Goal:
Check each line below for the word "username" and give the number of lines that have it, nothing more.

Exercise materials:
** start **

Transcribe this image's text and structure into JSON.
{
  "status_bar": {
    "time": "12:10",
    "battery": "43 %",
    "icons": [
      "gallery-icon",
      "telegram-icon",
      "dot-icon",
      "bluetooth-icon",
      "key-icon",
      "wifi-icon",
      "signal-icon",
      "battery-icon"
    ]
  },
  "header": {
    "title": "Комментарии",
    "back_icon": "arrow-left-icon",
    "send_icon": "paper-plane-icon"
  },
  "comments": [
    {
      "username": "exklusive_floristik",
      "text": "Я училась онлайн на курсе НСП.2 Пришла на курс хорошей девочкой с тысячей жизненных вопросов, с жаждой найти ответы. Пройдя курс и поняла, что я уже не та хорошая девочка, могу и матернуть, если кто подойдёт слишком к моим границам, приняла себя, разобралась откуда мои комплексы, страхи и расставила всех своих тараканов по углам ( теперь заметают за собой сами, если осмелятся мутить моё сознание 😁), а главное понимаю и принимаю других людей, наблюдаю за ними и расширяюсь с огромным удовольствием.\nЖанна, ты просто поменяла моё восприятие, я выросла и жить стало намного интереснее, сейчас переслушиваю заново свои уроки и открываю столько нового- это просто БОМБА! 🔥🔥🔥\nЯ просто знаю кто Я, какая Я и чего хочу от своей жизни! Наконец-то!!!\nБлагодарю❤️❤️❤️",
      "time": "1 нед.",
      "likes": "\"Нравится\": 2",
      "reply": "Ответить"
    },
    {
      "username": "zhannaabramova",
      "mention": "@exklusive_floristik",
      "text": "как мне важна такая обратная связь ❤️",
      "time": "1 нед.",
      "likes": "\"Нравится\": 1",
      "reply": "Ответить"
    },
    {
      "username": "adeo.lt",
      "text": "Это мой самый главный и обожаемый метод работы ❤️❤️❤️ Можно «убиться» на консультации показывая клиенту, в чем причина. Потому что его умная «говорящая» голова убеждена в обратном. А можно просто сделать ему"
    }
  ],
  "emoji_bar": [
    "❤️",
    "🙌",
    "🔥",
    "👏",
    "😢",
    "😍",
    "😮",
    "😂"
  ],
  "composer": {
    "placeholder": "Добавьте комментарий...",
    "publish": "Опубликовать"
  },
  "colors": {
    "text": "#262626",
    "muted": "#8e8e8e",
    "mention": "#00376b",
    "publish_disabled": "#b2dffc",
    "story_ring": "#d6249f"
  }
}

** end **

Written response:
3